— START OF Dataset records —

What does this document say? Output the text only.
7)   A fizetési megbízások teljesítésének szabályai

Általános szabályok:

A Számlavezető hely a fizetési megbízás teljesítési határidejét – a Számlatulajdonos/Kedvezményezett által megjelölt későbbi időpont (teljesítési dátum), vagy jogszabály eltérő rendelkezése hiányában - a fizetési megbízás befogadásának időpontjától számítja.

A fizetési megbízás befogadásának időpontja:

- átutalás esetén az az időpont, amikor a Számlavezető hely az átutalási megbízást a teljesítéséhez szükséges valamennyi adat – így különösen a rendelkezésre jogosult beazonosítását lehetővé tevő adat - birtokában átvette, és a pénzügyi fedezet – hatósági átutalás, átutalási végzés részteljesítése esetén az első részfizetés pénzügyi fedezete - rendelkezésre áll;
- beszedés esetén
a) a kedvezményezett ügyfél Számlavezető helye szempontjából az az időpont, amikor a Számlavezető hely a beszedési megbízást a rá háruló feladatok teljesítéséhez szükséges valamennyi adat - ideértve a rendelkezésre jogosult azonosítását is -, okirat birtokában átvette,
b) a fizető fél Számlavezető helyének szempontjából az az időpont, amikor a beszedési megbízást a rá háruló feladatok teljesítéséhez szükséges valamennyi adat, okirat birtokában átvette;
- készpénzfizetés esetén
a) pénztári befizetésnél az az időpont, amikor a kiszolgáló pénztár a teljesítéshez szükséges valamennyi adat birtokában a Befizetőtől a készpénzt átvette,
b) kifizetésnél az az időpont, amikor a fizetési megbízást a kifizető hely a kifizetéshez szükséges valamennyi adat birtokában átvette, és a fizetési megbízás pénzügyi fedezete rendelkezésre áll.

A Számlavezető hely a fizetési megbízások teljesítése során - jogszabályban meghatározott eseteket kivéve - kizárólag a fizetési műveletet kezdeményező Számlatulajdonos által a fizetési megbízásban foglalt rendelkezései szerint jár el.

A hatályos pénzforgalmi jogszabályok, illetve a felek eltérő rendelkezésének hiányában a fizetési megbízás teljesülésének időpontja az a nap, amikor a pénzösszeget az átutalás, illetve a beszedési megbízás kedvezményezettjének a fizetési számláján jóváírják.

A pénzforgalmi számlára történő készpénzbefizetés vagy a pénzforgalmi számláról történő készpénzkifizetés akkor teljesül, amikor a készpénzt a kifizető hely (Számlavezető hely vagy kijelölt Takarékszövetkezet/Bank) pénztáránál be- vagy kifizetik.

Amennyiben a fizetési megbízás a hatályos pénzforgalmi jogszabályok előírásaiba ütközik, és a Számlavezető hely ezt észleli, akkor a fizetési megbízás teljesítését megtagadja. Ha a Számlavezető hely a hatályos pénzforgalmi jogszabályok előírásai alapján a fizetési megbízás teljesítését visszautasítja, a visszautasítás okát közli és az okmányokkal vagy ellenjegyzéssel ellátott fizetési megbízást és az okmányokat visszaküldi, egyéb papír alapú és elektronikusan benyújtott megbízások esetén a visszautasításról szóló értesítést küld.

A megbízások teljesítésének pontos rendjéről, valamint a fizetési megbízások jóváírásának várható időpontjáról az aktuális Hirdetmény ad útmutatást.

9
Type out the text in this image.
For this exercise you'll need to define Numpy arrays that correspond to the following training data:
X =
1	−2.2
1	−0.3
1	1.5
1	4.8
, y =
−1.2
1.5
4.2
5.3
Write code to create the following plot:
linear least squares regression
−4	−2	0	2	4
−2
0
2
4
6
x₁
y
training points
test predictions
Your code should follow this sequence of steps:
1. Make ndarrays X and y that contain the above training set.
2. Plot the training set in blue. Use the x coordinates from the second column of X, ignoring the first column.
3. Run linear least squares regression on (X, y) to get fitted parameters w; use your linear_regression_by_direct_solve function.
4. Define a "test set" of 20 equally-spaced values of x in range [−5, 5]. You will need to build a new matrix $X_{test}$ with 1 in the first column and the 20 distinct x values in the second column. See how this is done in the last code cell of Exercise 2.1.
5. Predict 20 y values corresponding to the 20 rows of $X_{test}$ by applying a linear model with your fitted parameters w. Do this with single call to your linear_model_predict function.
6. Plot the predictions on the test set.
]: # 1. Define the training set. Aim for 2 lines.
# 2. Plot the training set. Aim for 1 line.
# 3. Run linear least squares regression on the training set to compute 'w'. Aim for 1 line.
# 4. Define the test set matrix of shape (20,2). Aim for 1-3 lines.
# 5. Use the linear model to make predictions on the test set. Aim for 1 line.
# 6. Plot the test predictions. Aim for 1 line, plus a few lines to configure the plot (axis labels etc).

— END OF Dataset records —

**Description of the task**
Write out exactly the lines of the entries above that run from the line containing "Type out the text in this image." through the last line, including both.

**Task solution**
Type out the text in this image.
For this exercise you'll need to define Numpy arrays that correspond to the following training data:
X =
1	−2.2
1	−0.3
1	1.5
1	4.8
, y =
−1.2
1.5
4.2
5.3
Write code to create the following plot:
linear least squares regression
−4	−2	0	2	4
−2
0
2
4
6
x₁
y
training points
test predictions
Your code should follow this sequence of steps:
1. Make ndarrays X and y that contain the above training set.
2. Plot the training set in blue. Use the x coordinates from the second column of X, ignoring the first column.
3. Run linear least squares regression on (X, y) to get fitted parameters w; use your linear_regression_by_direct_solve function.
4. Define a "test set" of 20 equally-spaced values of x in range [−5, 5]. You will need to build a new matrix $X_{test}$ with 1 in the first column and the 20 distinct x values in the second column. See how this is done in the last code cell of Exercise 2.1.
5. Predict 20 y values corresponding to the 20 rows of $X_{test}$ by applying a linear model with your fitted parameters w. Do this with single call to your linear_model_predict function.
6. Plot the predictions on the test set.
]: # 1. Define the training set. Aim for 2 lines.
# 2. Plot the training set. Aim for 1 line.
# 3. Run linear least squares regression on the training set to compute 'w'. Aim for 1 line.
# 4. Define the test set matrix of shape (20,2). Aim for 1-3 lines.
# 5. Use the linear model to make predictions on the test set. Aim for 1 line.
# 6. Plot the test predictions. Aim for 1 line, plus a few lines to configure the plot (axis labels etc).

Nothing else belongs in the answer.